• **Dataset entries**
----

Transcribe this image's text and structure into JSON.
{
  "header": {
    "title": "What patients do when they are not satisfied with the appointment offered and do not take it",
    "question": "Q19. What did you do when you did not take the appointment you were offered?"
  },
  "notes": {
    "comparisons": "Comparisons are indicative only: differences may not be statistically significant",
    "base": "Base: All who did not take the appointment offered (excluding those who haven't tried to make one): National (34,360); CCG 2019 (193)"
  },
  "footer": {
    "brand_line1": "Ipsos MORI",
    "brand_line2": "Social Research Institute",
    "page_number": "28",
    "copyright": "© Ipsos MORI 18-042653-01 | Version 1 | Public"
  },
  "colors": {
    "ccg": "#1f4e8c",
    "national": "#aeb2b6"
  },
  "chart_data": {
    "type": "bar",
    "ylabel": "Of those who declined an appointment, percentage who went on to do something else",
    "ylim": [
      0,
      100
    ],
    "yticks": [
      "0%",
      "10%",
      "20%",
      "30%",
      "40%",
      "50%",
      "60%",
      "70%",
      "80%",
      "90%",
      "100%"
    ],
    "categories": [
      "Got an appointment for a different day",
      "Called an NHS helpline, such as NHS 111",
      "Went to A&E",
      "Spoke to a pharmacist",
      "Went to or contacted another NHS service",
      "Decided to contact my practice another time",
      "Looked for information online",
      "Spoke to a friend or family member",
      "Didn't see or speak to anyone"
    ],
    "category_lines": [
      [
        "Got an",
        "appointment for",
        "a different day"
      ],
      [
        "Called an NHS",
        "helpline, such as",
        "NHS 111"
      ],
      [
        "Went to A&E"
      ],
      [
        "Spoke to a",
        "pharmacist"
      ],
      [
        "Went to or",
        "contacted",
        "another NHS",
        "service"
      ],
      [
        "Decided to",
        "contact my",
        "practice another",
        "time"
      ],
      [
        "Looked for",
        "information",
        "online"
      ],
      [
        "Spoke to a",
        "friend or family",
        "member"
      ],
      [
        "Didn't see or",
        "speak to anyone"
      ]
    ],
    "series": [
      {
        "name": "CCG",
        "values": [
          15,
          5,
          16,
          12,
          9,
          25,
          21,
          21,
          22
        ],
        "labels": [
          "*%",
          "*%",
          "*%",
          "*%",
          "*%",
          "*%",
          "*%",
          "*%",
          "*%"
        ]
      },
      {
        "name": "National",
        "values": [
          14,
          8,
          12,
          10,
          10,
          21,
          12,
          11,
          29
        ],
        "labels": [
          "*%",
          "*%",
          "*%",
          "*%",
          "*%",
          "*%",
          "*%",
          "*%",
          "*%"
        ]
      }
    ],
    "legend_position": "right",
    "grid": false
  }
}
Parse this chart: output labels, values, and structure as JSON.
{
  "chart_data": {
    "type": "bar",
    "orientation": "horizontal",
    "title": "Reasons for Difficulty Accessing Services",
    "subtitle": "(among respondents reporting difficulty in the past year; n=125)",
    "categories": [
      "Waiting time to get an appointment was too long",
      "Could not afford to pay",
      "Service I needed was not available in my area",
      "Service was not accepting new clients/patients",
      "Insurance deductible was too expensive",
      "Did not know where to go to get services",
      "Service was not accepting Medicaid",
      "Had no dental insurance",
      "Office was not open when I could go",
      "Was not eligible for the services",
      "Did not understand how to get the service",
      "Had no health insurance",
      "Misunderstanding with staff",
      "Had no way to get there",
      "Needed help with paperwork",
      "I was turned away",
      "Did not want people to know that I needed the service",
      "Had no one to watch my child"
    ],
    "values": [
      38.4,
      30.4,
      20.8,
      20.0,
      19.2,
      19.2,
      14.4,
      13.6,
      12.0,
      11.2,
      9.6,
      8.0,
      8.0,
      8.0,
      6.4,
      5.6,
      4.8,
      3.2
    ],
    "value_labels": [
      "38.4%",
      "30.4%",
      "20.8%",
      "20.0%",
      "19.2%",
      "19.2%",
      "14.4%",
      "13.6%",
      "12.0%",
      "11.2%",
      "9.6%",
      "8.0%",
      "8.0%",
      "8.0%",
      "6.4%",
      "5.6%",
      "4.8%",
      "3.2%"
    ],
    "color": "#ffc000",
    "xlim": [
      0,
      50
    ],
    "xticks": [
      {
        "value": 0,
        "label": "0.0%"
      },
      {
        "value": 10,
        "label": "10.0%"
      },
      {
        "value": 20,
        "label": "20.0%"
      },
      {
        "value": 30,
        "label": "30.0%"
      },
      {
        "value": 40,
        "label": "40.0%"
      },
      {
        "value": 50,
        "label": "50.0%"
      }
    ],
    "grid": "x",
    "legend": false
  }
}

----

• **To do**
Could you copy every line in the records that holds "Ipsos"?

• **Answer area**
    "brand_line1": "Ipsos MORI",
    "copyright": "© Ipsos MORI 18-042653-01 | Version 1 | Public"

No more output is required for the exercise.